• _SET PROBLEM_
Select the lines that contain "Maria" and copy each of them.

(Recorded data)

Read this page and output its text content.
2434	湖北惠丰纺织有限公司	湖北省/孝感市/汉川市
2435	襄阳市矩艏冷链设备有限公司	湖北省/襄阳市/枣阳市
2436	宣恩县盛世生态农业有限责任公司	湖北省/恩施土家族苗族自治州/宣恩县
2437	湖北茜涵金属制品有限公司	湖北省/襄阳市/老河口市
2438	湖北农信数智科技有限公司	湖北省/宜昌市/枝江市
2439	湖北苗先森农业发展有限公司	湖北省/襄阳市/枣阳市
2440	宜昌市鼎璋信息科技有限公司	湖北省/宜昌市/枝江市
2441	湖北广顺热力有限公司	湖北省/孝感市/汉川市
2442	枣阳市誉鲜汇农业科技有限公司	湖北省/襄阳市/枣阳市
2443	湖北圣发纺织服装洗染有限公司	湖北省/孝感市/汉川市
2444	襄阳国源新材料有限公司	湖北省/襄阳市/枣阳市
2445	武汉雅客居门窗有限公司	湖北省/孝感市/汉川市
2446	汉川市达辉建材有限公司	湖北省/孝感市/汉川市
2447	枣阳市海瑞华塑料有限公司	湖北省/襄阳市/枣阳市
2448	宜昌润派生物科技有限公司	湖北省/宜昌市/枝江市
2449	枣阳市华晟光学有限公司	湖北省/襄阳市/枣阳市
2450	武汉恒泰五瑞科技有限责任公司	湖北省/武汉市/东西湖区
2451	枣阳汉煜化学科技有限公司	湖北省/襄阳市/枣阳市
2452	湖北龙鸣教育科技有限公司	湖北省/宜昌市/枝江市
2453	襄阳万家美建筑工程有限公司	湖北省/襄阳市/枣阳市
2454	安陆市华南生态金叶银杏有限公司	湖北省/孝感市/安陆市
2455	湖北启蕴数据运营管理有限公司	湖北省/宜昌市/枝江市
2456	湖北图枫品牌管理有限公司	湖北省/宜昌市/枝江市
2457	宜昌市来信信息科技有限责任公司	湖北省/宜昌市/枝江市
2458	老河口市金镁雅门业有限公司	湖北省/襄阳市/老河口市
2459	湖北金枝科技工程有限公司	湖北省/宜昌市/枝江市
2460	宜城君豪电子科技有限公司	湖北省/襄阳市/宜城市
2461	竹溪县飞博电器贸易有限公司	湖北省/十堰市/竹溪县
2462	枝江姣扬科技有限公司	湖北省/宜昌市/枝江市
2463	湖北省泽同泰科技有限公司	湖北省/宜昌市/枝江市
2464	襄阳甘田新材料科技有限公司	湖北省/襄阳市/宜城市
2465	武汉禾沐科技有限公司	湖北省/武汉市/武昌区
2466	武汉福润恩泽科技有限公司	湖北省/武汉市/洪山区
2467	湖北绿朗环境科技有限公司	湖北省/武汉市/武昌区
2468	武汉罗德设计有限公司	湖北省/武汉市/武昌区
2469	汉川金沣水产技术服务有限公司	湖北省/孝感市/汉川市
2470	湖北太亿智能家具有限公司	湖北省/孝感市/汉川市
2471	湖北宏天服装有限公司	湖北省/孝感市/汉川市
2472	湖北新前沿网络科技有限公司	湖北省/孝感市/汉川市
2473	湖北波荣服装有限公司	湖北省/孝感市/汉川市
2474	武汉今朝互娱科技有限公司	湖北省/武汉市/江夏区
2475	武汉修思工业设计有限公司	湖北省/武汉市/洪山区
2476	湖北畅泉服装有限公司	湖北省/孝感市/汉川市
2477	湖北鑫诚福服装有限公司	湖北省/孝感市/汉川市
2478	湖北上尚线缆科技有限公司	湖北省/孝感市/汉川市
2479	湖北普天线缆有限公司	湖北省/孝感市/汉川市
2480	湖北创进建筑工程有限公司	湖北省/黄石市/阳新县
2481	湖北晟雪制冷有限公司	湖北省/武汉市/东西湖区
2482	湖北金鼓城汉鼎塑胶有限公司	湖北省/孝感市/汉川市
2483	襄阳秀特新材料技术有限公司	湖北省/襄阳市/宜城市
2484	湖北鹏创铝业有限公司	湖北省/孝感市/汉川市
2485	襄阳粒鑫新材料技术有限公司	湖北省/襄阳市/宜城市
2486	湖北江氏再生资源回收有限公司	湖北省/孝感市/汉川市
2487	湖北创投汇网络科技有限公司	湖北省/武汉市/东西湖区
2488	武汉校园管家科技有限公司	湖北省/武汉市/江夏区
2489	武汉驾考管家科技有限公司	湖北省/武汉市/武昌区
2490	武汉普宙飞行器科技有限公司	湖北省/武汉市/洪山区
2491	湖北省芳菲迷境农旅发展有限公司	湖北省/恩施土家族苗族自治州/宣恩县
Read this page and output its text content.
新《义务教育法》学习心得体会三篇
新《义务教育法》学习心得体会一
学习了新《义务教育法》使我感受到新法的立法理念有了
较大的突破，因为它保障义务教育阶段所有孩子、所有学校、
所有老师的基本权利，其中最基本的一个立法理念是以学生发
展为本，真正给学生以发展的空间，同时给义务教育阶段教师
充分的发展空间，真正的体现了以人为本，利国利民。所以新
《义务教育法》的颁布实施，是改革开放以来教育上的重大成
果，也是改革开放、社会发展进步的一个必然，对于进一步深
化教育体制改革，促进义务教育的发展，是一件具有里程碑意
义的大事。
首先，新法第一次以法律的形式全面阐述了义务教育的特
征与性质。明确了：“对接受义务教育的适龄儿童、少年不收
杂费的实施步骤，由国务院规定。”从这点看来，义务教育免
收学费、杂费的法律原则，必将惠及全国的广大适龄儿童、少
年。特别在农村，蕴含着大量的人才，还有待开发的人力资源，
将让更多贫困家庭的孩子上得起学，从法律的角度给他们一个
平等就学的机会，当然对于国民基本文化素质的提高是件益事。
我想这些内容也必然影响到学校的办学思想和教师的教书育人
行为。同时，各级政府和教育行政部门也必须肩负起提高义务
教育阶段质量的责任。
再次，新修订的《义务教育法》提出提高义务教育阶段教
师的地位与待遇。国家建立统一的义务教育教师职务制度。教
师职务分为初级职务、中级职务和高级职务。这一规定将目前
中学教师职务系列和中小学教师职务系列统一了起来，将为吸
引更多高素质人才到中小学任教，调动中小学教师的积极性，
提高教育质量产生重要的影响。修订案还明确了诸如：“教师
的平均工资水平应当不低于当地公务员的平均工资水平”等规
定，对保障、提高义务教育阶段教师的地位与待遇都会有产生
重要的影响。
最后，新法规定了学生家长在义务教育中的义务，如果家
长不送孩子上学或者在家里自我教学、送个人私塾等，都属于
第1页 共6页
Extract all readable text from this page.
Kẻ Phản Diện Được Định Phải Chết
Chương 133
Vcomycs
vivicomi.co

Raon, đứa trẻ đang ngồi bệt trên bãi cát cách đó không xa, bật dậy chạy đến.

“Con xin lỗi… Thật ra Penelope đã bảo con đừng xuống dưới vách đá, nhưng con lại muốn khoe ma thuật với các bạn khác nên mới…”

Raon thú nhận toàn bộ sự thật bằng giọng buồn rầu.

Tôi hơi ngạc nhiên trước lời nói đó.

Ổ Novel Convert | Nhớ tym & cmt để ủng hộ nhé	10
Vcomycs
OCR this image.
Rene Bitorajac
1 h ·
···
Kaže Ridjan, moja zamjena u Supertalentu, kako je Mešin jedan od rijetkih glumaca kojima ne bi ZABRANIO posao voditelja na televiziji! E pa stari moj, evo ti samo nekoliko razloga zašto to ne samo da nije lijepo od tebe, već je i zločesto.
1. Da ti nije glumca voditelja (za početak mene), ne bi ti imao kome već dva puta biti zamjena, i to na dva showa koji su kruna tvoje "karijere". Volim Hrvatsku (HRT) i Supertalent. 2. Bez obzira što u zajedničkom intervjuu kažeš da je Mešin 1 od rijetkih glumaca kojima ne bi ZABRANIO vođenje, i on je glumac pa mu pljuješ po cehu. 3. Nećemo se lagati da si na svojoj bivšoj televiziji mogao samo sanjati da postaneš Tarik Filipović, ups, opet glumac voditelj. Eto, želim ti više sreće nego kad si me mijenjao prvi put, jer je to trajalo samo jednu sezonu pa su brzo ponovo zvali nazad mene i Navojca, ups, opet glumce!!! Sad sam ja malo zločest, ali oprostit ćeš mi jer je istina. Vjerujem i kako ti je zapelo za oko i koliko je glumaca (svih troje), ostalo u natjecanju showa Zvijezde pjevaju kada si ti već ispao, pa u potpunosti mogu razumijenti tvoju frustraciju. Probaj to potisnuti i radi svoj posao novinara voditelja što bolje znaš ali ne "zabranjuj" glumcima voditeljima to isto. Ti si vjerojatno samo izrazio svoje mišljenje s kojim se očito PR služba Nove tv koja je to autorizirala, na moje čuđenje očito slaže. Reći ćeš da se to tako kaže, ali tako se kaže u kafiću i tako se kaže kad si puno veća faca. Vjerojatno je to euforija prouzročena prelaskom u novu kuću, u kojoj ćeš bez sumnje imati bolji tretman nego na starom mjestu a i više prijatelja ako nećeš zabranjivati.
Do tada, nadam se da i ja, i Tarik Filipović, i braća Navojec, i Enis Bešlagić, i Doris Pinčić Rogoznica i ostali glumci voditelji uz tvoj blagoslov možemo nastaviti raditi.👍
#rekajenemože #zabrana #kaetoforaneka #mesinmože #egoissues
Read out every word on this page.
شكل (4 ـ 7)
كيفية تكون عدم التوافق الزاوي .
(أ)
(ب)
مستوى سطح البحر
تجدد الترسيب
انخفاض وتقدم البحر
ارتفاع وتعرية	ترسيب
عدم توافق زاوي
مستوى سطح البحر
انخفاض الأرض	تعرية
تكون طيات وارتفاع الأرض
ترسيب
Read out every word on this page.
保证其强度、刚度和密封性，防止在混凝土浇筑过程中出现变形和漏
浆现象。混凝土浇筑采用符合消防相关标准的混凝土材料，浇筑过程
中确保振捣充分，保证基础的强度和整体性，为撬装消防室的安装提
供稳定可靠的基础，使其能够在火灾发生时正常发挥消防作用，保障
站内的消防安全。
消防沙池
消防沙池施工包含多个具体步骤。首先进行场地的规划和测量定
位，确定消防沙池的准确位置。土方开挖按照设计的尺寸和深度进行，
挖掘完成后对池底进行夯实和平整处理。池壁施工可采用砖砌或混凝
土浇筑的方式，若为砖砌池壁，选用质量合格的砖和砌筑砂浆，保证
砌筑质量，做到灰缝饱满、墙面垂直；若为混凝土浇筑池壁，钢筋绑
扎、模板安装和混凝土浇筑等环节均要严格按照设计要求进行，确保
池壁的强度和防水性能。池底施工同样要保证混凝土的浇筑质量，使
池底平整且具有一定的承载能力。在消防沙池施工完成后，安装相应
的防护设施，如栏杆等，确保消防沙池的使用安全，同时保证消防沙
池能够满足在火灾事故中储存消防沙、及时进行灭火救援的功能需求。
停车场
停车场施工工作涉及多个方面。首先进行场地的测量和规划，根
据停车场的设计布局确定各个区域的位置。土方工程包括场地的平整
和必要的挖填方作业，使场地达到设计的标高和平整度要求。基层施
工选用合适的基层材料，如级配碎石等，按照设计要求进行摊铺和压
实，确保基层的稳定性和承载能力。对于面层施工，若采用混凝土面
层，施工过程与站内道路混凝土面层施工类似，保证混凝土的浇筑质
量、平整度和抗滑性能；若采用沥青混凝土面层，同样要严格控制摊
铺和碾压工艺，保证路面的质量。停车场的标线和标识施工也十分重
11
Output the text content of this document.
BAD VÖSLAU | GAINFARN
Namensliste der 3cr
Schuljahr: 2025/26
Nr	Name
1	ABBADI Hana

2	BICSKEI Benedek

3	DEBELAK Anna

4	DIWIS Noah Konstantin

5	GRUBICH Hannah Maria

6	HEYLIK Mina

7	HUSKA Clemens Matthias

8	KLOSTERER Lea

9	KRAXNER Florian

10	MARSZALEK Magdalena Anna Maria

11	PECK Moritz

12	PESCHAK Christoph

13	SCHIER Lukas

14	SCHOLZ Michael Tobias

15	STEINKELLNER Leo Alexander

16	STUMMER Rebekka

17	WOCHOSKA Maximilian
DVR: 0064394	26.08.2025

• _RESULT OF THE TASK_
5	GRUBICH Hannah Maria
10	MARSZALEK Magdalena Anna Maria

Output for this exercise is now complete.